### Exercise directions
Identify and pull out each line of the entries in which "Commodore" occurs.

Data entries

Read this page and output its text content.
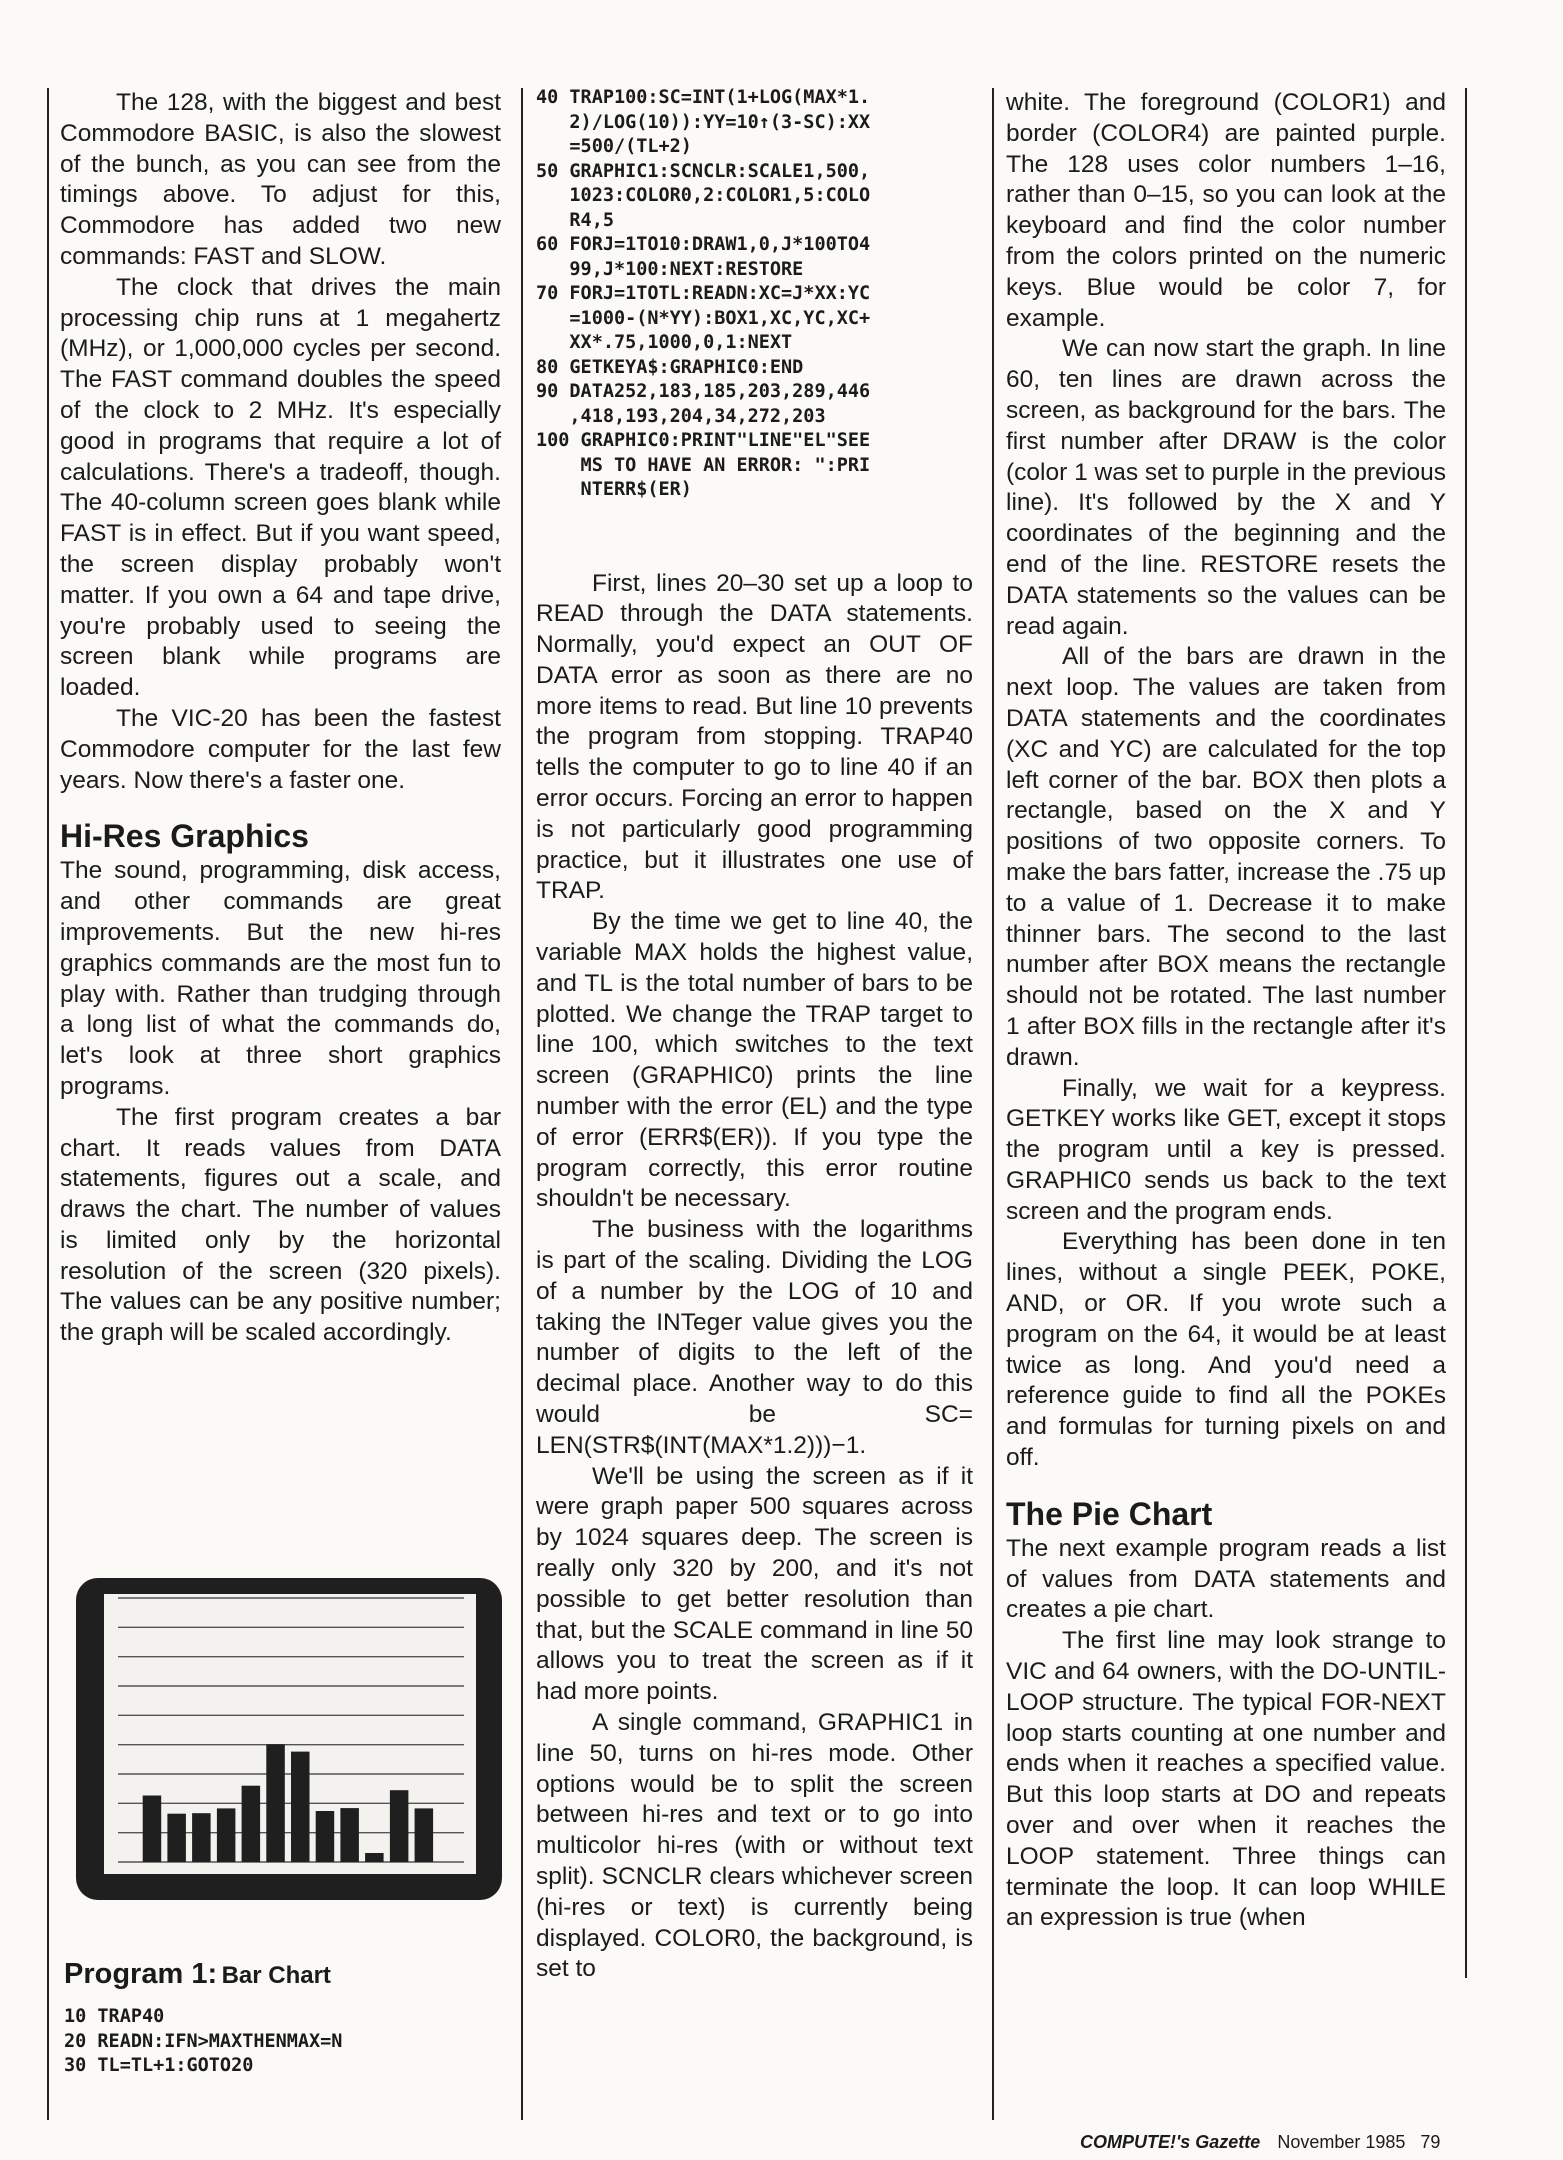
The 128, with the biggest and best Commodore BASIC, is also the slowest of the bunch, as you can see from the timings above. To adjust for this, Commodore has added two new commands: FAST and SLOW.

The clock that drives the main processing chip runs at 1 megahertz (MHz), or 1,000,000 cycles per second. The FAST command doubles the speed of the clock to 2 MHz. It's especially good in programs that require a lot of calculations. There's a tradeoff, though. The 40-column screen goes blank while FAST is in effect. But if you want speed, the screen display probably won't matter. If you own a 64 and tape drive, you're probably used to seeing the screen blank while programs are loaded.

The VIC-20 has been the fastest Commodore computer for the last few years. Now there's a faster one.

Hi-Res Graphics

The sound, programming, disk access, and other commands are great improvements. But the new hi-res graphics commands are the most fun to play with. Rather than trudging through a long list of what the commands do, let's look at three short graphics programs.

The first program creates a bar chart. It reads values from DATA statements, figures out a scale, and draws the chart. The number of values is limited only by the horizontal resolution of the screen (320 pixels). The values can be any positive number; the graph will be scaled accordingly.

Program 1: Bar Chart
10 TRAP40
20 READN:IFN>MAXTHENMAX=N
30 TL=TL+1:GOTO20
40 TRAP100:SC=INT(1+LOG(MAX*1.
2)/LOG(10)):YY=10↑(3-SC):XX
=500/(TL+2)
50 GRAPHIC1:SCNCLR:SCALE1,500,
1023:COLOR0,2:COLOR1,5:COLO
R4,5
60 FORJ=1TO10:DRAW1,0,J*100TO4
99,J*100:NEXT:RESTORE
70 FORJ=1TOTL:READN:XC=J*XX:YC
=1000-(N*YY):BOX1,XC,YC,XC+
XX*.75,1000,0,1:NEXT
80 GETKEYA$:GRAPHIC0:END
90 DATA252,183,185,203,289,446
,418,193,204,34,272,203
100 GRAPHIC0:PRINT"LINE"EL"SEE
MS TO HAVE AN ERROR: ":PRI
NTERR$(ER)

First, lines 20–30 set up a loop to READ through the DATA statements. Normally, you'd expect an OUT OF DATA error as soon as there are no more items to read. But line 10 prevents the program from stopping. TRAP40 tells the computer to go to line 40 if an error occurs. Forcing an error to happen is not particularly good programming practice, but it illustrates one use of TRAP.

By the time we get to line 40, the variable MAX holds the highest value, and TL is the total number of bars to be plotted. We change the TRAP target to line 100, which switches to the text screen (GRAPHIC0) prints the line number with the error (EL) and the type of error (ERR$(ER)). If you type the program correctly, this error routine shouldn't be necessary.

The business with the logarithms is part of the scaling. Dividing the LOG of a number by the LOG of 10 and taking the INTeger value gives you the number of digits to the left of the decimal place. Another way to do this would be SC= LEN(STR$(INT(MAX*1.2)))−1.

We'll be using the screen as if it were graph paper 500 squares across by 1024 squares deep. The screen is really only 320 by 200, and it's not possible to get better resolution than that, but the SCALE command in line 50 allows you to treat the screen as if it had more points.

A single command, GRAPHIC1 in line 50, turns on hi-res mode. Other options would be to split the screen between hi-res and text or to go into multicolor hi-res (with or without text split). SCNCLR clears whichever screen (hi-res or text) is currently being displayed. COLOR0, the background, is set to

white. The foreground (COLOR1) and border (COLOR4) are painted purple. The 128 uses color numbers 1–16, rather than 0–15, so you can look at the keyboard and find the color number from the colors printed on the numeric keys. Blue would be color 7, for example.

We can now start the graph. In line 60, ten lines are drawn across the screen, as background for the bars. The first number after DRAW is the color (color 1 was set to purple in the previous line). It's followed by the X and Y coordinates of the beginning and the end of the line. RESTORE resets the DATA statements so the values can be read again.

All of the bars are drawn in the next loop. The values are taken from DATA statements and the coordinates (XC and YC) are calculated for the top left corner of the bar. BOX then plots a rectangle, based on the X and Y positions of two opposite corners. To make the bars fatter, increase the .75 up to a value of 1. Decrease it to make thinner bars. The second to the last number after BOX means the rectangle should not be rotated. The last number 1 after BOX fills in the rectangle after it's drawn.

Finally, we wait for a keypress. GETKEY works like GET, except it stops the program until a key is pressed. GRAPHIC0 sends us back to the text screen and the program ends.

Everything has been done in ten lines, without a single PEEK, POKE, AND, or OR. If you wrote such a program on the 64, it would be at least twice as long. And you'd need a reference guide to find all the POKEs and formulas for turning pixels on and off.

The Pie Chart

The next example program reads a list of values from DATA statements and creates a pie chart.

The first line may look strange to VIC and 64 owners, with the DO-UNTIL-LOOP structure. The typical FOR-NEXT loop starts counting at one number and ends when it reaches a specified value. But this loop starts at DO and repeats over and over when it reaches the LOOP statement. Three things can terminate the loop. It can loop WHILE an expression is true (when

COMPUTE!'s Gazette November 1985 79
==
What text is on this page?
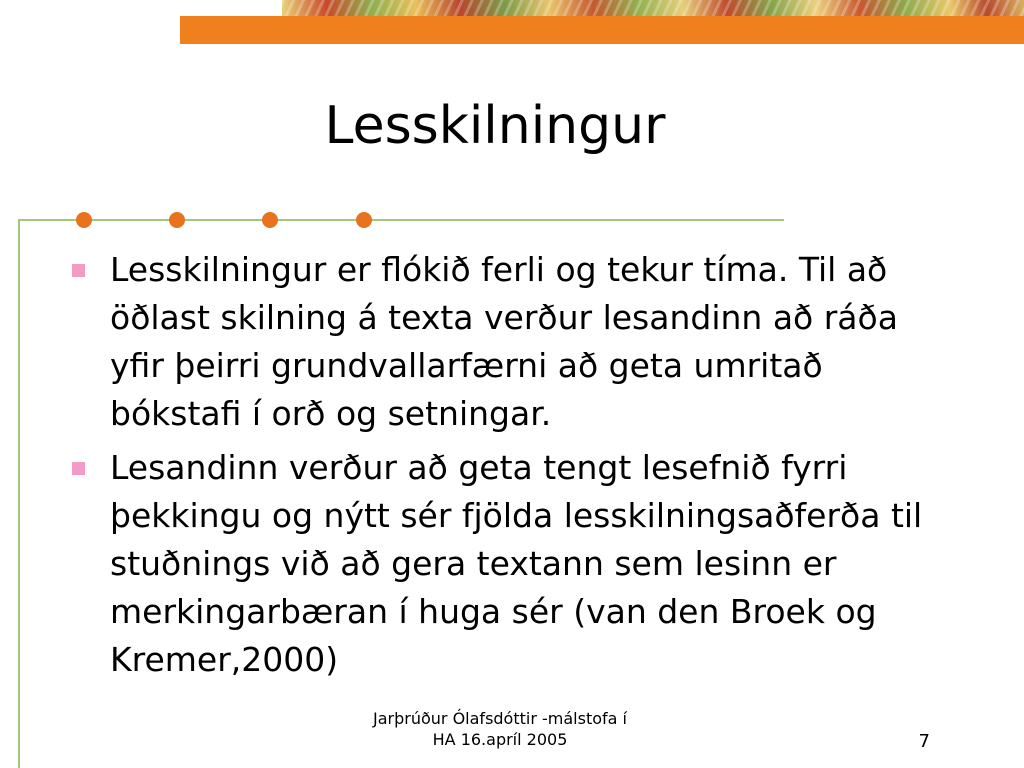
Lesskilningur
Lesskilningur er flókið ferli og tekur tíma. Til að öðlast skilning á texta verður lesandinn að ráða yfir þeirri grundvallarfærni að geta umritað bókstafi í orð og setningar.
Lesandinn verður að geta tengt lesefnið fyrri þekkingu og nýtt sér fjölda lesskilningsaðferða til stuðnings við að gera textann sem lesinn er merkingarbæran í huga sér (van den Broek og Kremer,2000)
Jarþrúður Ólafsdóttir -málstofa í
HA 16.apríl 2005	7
==
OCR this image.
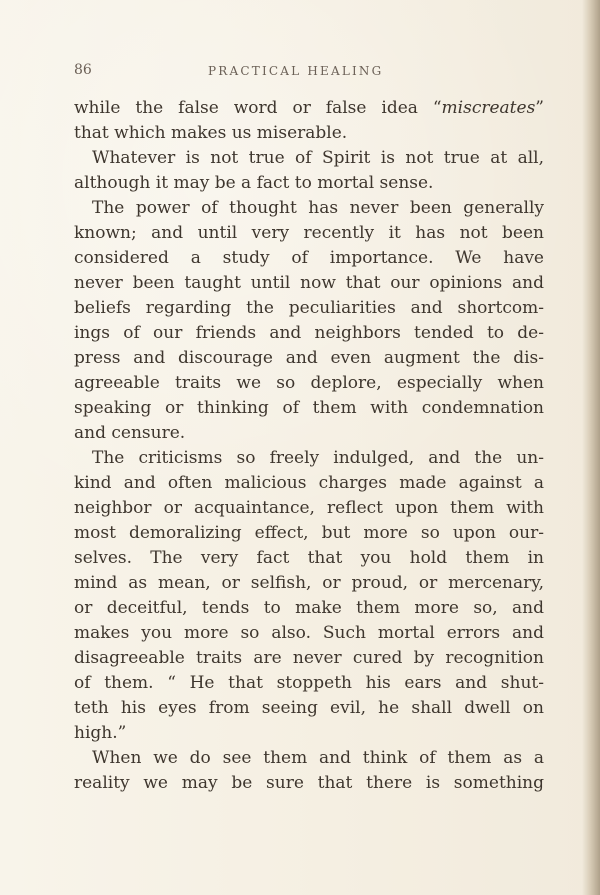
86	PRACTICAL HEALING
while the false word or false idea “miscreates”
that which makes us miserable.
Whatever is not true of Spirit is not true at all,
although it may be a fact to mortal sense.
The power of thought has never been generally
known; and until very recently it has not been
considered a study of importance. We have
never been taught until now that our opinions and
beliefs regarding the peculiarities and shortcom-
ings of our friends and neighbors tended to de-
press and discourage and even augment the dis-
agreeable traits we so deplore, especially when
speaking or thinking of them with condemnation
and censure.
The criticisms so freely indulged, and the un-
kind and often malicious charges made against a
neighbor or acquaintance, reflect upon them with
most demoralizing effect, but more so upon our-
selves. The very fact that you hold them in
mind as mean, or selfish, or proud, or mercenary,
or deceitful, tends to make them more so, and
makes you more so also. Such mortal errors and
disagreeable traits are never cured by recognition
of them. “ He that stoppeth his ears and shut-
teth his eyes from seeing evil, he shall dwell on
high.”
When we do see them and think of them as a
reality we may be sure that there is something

### Result of the task
The 128, with the biggest and best Commodore BASIC, is also the slowest of the bunch, as you can see from the timings above. To adjust for this, Commodore has added two new commands: FAST and SLOW.
The VIC-20 has been the fastest Commodore computer for the last few years. Now there's a faster one.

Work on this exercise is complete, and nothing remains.